Music, Does It Mean More to Men Than Women?

The ideas for this blog tend to come from unusual places.  I went to the cinema with a friend recently and somehow (just don’t ask) we ended up watching the wrong film. We spotted fairly on in the film that it wasn’t a fairly lightweight Friday chill out film; as soon as the dialogue started in fact, as it was all in French…thank goodness for subtitles. After a fit of silent-ish giggling  (and don’t worry about us disturbing anyone-we were alone in the balcony which with hindsight should have been a clue) we decided to stay put as the opening scenes had gripped us.

And it was one of those  happy accidents. We had wanted to watch an undemanding film and got something that required a bit of effort to follow, and we actually quite enjoyed it.

A line in the film has stayed with me. The lead male actor is a DJ and he is consumed by music. At one point he muses that music matters so much more to men than it does to women, that while women like music it they are rarely as passionate about it as men are. Interesting I thought, that’s probably true of me.

The thought came back to me when on BBC’s Radio 4 programme, Desert Island Discs the castaway was Simon McBurney an actor, writer and director (who sounded like a really wonderful man by the way, would love to meet him) and he spoke passionately about music he couldn’t live without.

It set me wondering: having done a quick mental trawl of all my friends all the real music aficionados are men. Of course the women like music too and have favourites (Elvis since you ask, my guilty pleasure but that’s as much to do with the person as the music, which may be a key factor) but actually there did seem to be a difference. In the main the men I know seem to know more facts about music they like while women just like stuff they like. Even though I do know a lot of facts about Elvis they are not so much about his music as his life, I can’t tell you about his back catalogue and who played on any of his albums, but I can tell you about his lost twin and what he was like in school.

**Problems and tasks**:
1: Reproduce the blog post on whether music means more to men than women, word for word.
2: Render the lines of the records as a numbered list, from the first line of the records through the line containing "entry-text: Qu'a été", inclusive. Include only those lines and skip any blank ones.

**Region annotation records**:
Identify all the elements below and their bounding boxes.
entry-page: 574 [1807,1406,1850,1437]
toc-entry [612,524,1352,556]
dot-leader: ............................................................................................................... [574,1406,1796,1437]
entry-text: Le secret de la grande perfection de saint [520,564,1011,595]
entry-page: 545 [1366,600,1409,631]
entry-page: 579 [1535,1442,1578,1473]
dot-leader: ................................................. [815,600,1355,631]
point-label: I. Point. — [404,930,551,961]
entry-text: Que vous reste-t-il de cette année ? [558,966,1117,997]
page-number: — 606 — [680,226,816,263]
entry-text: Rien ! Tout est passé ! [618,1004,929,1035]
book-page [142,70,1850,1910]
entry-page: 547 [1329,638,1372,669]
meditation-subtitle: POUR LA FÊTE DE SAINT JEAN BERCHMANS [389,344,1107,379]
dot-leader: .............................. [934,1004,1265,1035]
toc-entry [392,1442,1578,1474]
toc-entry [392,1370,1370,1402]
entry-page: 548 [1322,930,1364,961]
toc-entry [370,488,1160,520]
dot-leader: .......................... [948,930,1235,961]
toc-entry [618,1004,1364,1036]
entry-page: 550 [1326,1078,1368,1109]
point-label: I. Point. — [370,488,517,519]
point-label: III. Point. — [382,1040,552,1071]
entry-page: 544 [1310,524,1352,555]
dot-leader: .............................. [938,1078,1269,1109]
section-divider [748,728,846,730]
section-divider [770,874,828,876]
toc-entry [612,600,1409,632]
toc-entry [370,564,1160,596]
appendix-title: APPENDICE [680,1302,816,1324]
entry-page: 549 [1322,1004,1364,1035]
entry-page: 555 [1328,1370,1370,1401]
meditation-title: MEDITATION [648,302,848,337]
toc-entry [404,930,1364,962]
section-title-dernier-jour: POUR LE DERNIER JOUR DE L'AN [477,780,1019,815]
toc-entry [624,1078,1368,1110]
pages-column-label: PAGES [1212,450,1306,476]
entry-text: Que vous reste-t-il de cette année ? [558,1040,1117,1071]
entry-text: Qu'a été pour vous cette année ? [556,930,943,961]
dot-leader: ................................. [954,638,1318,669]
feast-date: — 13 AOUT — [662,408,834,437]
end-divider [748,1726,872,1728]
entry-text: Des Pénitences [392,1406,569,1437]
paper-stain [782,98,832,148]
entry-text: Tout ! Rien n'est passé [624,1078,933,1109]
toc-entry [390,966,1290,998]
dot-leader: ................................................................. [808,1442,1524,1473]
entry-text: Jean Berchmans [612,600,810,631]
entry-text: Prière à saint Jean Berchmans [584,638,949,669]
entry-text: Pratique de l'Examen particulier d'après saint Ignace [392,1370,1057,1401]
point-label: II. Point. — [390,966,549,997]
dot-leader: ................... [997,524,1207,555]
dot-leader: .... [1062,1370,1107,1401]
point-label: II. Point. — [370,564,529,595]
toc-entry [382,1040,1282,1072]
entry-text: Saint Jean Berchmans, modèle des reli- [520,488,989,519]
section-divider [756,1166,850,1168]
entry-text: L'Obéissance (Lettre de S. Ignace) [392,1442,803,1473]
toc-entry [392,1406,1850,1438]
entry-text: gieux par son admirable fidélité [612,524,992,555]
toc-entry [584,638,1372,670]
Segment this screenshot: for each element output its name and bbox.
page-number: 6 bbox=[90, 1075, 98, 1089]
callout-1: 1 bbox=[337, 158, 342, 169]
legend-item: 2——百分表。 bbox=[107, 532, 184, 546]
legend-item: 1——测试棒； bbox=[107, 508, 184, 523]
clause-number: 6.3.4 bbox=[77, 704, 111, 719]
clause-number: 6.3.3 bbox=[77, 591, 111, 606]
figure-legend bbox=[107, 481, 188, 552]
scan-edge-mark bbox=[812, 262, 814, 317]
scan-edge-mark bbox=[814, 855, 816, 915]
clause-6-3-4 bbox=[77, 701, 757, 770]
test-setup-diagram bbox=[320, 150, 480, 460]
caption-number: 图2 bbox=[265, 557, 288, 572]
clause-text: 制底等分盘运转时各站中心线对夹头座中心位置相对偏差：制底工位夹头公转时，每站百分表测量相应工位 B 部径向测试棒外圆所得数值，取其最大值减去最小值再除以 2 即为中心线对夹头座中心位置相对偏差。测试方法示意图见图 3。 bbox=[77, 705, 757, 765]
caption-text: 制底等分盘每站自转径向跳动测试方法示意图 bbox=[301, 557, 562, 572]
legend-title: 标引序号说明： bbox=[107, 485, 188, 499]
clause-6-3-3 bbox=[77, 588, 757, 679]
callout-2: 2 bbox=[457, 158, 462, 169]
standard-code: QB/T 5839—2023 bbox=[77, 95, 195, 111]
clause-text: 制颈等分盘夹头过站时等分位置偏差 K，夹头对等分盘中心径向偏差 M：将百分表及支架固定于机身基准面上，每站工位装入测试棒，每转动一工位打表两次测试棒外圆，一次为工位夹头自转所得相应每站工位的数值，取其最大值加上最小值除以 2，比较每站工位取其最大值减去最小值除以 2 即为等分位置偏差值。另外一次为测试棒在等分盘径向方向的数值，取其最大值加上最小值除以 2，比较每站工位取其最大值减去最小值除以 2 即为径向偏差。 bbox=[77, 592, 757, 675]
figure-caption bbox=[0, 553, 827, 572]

**Answers**:
1:
Music, Does It Mean More to Men Than Women?

The ideas for this blog tend to come from unusual places.  I went to the cinema with a friend recently and somehow (just don’t ask) we ended up watching the wrong film. We spotted fairly on in the film that it wasn’t a fairly lightweight Friday chill out film; as soon as the dialogue started in fact, as it was all in French…thank goodness for subtitles. After a fit of silent-ish giggling  (and don’t worry about us disturbing anyone-we were alone in the balcony which with hindsight should have been a clue) we decided to stay put as the opening scenes had gripped us.

And it was one of those  happy accidents. We had wanted to watch an undemanding film and got something that required a bit of effort to follow, and we actually quite enjoyed it.

A line in the film has stayed with me. The lead male actor is a DJ and he is consumed by music. At one point he muses that music matters so much more to men than it does to women, that while women like music it they are rarely as passionate about it as men are. Interesting I thought, that’s probably true of me.

The thought came back to me when on BBC’s Radio 4 programme, Desert Island Discs the castaway was Simon McBurney an actor, writer and director (who sounded like a really wonderful man by the way, would love to meet him) and he spoke passionately about music he couldn’t live without.

It set me wondering: having done a quick mental trawl of all my friends all the real music aficionados are men. Of course the women like music too and have favourites (Elvis since you ask, my guilty pleasure but that’s as much to do with the person as the music, which may be a key factor) but actually there did seem to be a difference. In the main the men I know seem to know more facts about music they like while women just like stuff they like. Even though I do know a lot of facts about Elvis they are not so much about his music as his life, I can’t tell you about his back catalogue and who played on any of his albums, but I can tell you about his lost twin and what he was like in school.

2:
1. Identify all the elements below and their bounding boxes.
2. entry-page: 574 [1807,1406,1850,1437]
3. toc-entry [612,524,1352,556]
4. dot-leader: ............................................................................................................... [574,1406,1796,1437]
5. entry-text: Le secret de la grande perfection de saint [520,564,1011,595]
6. entry-page: 545 [1366,600,1409,631]
7. entry-page: 579 [1535,1442,1578,1473]
8. dot-leader: ................................................. [815,600,1355,631]
9. point-label: I. Point. — [404,930,551,961]
10. entry-text: Que vous reste-t-il de cette année ? [558,966,1117,997]
11. page-number: — 606 — [680,226,816,263]
12. entry-text: Rien ! Tout est passé ! [618,1004,929,1035]
13. book-page [142,70,1850,1910]
14. entry-page: 547 [1329,638,1372,669]
15. meditation-subtitle: POUR LA FÊTE DE SAINT JEAN BERCHMANS [389,344,1107,379]
16. dot-leader: .............................. [934,1004,1265,1035]
17. toc-entry [392,1442,1578,1474]
18. toc-entry [392,1370,1370,1402]
19. entry-page: 548 [1322,930,1364,961]
20. toc-entry [370,488,1160,520]
21. dot-leader: .......................... [948,930,1235,961]
22. toc-entry [618,1004,1364,1036]
23. entry-page: 550 [1326,1078,1368,1109]
24. point-label: I. Point. — [370,488,517,519]
25. point-label: III. Point. — [382,1040,552,1071]
26. entry-page: 544 [1310,524,1352,555]
27. dot-leader: .............................. [938,1078,1269,1109]
28. section-divider [748,728,846,730]
29. section-divider [770,874,828,876]
30. toc-entry [612,600,1409,632]
31. toc-entry [370,564,1160,596]
32. appendix-title: APPENDICE [680,1302,816,1324]
33. entry-page: 549 [1322,1004,1364,1035]
34. entry-page: 555 [1328,1370,1370,1401]
35. meditation-title: MEDITATION [648,302,848,337]
36. toc-entry [404,930,1364,962]
37. section-title-dernier-jour: POUR LE DERNIER JOUR DE L'AN [477,780,1019,815]
38. toc-entry [624,1078,1368,1110]
39. pages-column-label: PAGES [1212,450,1306,476]
40. entry-text: Que vous reste-t-il de cette année ? [558,1040,1117,1071]
41. entry-text: Qu'a été pour vous cette année ? [556,930,943,961]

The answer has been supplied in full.